• _YOUR OBJECTIVE_:
Only a number is wanted: how many lines in these records contain the word "LQCD"?

Structured figure records
++++++++++
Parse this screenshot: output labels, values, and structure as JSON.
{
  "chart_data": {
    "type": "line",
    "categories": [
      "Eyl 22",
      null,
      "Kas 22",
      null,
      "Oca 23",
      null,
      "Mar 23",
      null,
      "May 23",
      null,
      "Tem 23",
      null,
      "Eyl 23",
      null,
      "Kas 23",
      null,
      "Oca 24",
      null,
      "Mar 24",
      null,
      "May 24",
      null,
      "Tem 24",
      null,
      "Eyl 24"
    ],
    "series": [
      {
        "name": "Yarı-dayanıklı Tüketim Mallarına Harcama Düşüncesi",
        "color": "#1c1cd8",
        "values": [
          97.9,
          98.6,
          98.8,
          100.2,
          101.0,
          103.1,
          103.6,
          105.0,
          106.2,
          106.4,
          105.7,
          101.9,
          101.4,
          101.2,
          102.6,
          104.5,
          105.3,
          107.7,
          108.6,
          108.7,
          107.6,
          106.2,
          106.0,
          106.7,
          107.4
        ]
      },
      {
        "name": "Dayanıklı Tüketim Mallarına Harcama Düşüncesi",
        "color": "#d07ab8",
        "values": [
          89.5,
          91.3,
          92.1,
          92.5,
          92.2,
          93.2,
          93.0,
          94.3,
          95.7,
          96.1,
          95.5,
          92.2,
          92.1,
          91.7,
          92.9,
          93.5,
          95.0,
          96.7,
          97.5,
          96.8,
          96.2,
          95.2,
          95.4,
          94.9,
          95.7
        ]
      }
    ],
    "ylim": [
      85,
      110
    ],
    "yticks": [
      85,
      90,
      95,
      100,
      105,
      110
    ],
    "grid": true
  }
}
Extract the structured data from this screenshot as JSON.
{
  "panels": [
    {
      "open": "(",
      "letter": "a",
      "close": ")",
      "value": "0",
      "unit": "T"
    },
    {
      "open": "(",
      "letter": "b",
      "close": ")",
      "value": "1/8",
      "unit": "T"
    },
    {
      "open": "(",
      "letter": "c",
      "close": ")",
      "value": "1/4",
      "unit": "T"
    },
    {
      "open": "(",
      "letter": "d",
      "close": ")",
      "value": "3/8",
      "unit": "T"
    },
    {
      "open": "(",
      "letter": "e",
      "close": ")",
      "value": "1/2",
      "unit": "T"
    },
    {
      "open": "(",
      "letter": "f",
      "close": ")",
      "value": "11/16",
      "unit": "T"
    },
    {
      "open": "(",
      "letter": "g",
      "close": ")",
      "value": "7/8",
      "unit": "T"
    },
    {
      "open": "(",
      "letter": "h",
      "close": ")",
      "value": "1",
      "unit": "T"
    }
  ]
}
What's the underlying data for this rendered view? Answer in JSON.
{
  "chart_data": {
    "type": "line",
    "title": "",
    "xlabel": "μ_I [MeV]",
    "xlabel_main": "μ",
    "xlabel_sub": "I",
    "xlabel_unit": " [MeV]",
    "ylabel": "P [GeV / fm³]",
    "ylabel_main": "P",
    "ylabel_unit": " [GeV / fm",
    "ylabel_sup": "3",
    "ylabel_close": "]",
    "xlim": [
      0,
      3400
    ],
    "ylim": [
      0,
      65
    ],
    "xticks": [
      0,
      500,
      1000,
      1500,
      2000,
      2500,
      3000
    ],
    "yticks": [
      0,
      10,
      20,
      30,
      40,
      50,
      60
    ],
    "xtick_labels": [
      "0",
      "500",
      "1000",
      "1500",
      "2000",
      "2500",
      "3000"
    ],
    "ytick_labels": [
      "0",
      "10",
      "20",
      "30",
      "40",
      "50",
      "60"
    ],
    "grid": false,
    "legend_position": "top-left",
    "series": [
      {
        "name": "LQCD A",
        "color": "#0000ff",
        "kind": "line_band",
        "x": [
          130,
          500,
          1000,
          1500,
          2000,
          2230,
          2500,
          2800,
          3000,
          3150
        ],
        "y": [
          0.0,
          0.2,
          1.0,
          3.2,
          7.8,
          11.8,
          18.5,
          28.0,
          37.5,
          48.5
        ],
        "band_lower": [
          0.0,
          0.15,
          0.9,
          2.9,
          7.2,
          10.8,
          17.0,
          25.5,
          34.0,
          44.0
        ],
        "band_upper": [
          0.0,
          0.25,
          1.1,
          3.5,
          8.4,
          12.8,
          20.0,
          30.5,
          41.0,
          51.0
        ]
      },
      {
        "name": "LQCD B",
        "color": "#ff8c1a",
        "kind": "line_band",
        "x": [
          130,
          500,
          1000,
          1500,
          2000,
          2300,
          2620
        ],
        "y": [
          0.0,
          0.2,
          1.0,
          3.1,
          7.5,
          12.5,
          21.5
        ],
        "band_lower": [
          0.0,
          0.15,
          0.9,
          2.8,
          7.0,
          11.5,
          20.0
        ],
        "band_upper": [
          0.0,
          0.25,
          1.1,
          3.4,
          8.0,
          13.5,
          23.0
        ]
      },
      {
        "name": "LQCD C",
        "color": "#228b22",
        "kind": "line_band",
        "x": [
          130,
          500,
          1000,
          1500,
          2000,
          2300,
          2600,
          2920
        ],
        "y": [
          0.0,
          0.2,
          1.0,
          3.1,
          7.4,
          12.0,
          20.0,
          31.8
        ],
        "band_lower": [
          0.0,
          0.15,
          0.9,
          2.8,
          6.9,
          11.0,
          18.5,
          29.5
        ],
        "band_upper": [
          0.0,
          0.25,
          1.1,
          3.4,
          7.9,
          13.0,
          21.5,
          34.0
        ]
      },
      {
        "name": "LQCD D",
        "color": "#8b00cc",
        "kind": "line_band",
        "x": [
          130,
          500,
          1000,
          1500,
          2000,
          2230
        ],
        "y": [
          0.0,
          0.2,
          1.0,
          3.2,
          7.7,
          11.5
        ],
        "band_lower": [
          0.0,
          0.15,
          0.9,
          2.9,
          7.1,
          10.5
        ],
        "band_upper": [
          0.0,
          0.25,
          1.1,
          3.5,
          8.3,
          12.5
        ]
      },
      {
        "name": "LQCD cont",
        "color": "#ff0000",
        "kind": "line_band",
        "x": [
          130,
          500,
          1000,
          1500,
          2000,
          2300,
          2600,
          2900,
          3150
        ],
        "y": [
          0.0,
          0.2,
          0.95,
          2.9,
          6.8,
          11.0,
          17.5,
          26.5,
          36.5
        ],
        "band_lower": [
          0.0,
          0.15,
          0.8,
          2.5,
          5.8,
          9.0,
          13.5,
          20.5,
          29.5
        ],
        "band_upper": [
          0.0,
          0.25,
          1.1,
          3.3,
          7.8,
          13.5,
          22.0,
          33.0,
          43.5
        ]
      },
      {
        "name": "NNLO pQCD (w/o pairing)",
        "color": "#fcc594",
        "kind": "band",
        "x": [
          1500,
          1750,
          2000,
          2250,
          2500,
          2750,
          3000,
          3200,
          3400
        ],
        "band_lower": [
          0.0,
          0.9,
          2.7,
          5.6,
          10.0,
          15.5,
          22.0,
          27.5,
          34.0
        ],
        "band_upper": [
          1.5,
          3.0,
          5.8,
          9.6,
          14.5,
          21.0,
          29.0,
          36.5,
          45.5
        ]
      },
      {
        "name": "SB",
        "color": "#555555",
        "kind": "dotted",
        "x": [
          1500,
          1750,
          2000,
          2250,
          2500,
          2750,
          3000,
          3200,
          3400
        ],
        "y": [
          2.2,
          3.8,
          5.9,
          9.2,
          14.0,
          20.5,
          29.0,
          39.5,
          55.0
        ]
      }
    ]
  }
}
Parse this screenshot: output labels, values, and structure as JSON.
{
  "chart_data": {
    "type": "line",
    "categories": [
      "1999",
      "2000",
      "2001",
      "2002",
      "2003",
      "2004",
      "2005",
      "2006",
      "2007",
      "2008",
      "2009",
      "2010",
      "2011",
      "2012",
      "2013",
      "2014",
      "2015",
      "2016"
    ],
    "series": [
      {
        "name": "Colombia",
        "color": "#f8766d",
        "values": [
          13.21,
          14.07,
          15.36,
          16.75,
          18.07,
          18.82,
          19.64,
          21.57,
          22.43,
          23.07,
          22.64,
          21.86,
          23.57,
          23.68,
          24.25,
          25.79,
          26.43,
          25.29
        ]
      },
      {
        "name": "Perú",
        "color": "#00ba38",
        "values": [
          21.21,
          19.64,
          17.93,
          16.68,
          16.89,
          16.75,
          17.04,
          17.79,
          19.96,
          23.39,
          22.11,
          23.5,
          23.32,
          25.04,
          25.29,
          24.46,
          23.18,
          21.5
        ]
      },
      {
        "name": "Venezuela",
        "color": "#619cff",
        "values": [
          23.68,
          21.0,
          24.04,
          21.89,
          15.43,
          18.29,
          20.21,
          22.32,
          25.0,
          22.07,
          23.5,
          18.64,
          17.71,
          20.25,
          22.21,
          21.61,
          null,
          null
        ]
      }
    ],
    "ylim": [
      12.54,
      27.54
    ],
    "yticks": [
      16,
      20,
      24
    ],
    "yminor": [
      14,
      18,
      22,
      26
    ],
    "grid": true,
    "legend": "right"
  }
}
++++++++++
• _RESPONSE_:
5